Write out the records below word for word, please.

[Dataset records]
#####

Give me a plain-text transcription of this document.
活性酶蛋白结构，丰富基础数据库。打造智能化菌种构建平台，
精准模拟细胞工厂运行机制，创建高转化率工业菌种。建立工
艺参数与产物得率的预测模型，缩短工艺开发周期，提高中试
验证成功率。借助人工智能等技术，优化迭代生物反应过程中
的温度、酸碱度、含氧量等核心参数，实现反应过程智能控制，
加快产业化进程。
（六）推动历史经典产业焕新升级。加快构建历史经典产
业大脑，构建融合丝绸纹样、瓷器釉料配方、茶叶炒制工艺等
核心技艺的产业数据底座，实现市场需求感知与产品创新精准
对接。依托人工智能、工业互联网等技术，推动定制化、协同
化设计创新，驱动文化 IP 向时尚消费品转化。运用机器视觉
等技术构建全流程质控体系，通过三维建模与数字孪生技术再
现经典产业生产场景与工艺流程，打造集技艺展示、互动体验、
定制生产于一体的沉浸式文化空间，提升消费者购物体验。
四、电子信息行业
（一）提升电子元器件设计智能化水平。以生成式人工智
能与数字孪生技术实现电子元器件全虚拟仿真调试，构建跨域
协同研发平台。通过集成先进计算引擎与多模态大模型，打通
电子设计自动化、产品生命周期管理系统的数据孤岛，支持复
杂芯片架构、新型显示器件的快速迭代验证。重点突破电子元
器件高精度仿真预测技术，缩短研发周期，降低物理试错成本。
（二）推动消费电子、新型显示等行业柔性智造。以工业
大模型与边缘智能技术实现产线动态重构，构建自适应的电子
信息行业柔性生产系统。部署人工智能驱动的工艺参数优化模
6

#####

● **TASK RESULT**
Give me a plain-text transcription of this document.
活性酶蛋白结构，丰富基础数据库。打造智能化菌种构建平台，
精准模拟细胞工厂运行机制，创建高转化率工业菌种。建立工
艺参数与产物得率的预测模型，缩短工艺开发周期，提高中试
验证成功率。借助人工智能等技术，优化迭代生物反应过程中
的温度、酸碱度、含氧量等核心参数，实现反应过程智能控制，
加快产业化进程。
（六）推动历史经典产业焕新升级。加快构建历史经典产
业大脑，构建融合丝绸纹样、瓷器釉料配方、茶叶炒制工艺等
核心技艺的产业数据底座，实现市场需求感知与产品创新精准
对接。依托人工智能、工业互联网等技术，推动定制化、协同
化设计创新，驱动文化 IP 向时尚消费品转化。运用机器视觉
等技术构建全流程质控体系，通过三维建模与数字孪生技术再
现经典产业生产场景与工艺流程，打造集技艺展示、互动体验、
定制生产于一体的沉浸式文化空间，提升消费者购物体验。
四、电子信息行业
（一）提升电子元器件设计智能化水平。以生成式人工智
能与数字孪生技术实现电子元器件全虚拟仿真调试，构建跨域
协同研发平台。通过集成先进计算引擎与多模态大模型，打通
电子设计自动化、产品生命周期管理系统的数据孤岛，支持复
杂芯片架构、新型显示器件的快速迭代验证。重点突破电子元
器件高精度仿真预测技术，缩短研发周期，降低物理试错成本。
（二）推动消费电子、新型显示等行业柔性智造。以工业
大模型与边缘智能技术实现产线动态重构，构建自适应的电子
信息行业柔性生产系统。部署人工智能驱动的工艺参数优化模
6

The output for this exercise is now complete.